• _WORK TO COMPLETE_
Return the records, each one exactly as written.

[Dataset records]

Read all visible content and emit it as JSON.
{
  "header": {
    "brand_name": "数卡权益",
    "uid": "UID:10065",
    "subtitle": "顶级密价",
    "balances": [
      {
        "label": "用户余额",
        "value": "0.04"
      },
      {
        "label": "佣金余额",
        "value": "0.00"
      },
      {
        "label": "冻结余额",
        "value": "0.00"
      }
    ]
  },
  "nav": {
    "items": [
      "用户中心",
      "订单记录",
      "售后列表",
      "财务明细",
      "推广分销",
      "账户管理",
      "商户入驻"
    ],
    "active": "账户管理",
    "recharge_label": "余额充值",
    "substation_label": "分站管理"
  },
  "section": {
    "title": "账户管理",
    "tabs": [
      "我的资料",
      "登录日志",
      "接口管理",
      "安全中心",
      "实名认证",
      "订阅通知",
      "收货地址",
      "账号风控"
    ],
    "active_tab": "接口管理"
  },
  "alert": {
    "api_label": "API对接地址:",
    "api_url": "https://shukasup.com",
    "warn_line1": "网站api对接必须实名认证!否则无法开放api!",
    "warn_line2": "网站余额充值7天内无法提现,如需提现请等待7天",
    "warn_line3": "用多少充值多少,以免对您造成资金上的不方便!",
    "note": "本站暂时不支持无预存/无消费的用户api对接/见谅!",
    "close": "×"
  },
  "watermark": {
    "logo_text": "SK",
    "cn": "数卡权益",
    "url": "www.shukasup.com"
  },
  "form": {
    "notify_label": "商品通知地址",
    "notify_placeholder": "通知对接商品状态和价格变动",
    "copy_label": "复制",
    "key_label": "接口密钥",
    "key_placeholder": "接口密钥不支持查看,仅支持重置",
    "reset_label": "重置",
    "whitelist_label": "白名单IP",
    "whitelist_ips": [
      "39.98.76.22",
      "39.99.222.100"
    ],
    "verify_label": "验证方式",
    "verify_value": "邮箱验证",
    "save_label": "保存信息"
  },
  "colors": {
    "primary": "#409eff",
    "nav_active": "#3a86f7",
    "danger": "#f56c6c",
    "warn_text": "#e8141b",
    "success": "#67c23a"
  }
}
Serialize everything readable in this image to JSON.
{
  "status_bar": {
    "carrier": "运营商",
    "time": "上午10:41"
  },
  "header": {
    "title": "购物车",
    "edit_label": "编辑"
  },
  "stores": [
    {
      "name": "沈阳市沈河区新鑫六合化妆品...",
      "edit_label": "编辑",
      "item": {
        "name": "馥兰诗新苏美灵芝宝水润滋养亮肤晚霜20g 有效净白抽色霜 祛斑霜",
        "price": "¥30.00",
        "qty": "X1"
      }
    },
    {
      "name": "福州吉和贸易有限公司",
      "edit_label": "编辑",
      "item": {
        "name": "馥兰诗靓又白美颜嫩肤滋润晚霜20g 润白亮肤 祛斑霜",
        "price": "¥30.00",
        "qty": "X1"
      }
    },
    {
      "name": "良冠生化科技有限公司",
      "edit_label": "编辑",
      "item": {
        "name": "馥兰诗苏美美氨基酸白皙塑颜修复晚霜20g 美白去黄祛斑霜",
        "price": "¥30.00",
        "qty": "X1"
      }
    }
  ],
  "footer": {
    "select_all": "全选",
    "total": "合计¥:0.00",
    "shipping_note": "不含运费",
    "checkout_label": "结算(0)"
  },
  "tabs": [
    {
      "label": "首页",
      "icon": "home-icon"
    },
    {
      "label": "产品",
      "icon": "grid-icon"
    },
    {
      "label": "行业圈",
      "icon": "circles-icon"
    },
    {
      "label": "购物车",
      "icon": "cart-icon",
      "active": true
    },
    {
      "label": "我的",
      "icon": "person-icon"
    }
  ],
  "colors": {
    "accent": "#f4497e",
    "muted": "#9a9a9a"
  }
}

• _SOLUTION FOR THIS TASK_
Read all visible content and emit it as JSON.
{
  "header": {
    "brand_name": "数卡权益",
    "uid": "UID:10065",
    "subtitle": "顶级密价",
    "balances": [
      {
        "label": "用户余额",
        "value": "0.04"
      },
      {
        "label": "佣金余额",
        "value": "0.00"
      },
      {
        "label": "冻结余额",
        "value": "0.00"
      }
    ]
  },
  "nav": {
    "items": [
      "用户中心",
      "订单记录",
      "售后列表",
      "财务明细",
      "推广分销",
      "账户管理",
      "商户入驻"
    ],
    "active": "账户管理",
    "recharge_label": "余额充值",
    "substation_label": "分站管理"
  },
  "section": {
    "title": "账户管理",
    "tabs": [
      "我的资料",
      "登录日志",
      "接口管理",
      "安全中心",
      "实名认证",
      "订阅通知",
      "收货地址",
      "账号风控"
    ],
    "active_tab": "接口管理"
  },
  "alert": {
    "api_label": "API对接地址:",
    "api_url": "https://shukasup.com",
    "warn_line1": "网站api对接必须实名认证!否则无法开放api!",
    "warn_line2": "网站余额充值7天内无法提现,如需提现请等待7天",
    "warn_line3": "用多少充值多少,以免对您造成资金上的不方便!",
    "note": "本站暂时不支持无预存/无消费的用户api对接/见谅!",
    "close": "×"
  },
  "watermark": {
    "logo_text": "SK",
    "cn": "数卡权益",
    "url": "www.shukasup.com"
  },
  "form": {
    "notify_label": "商品通知地址",
    "notify_placeholder": "通知对接商品状态和价格变动",
    "copy_label": "复制",
    "key_label": "接口密钥",
    "key_placeholder": "接口密钥不支持查看,仅支持重置",
    "reset_label": "重置",
    "whitelist_label": "白名单IP",
    "whitelist_ips": [
      "39.98.76.22",
      "39.99.222.100"
    ],
    "verify_label": "验证方式",
    "verify_value": "邮箱验证",
    "save_label": "保存信息"
  },
  "colors": {
    "primary": "#409eff",
    "nav_active": "#3a86f7",
    "danger": "#f56c6c",
    "warn_text": "#e8141b",
    "success": "#67c23a"
  }
}
Serialize everything readable in this image to JSON.
{
  "status_bar": {
    "carrier": "运营商",
    "time": "上午10:41"
  },
  "header": {
    "title": "购物车",
    "edit_label": "编辑"
  },
  "stores": [
    {
      "name": "沈阳市沈河区新鑫六合化妆品...",
      "edit_label": "编辑",
      "item": {
        "name": "馥兰诗新苏美灵芝宝水润滋养亮肤晚霜20g 有效净白抽色霜 祛斑霜",
        "price": "¥30.00",
        "qty": "X1"
      }
    },
    {
      "name": "福州吉和贸易有限公司",
      "edit_label": "编辑",
      "item": {
        "name": "馥兰诗靓又白美颜嫩肤滋润晚霜20g 润白亮肤 祛斑霜",
        "price": "¥30.00",
        "qty": "X1"
      }
    },
    {
      "name": "良冠生化科技有限公司",
      "edit_label": "编辑",
      "item": {
        "name": "馥兰诗苏美美氨基酸白皙塑颜修复晚霜20g 美白去黄祛斑霜",
        "price": "¥30.00",
        "qty": "X1"
      }
    }
  ],
  "footer": {
    "select_all": "全选",
    "total": "合计¥:0.00",
    "shipping_note": "不含运费",
    "checkout_label": "结算(0)"
  },
  "tabs": [
    {
      "label": "首页",
      "icon": "home-icon"
    },
    {
      "label": "产品",
      "icon": "grid-icon"
    },
    {
      "label": "行业圈",
      "icon": "circles-icon"
    },
    {
      "label": "购物车",
      "icon": "cart-icon",
      "active": true
    },
    {
      "label": "我的",
      "icon": "person-icon"
    }
  ],
  "colors": {
    "accent": "#f4497e",
    "muted": "#9a9a9a"
  }
}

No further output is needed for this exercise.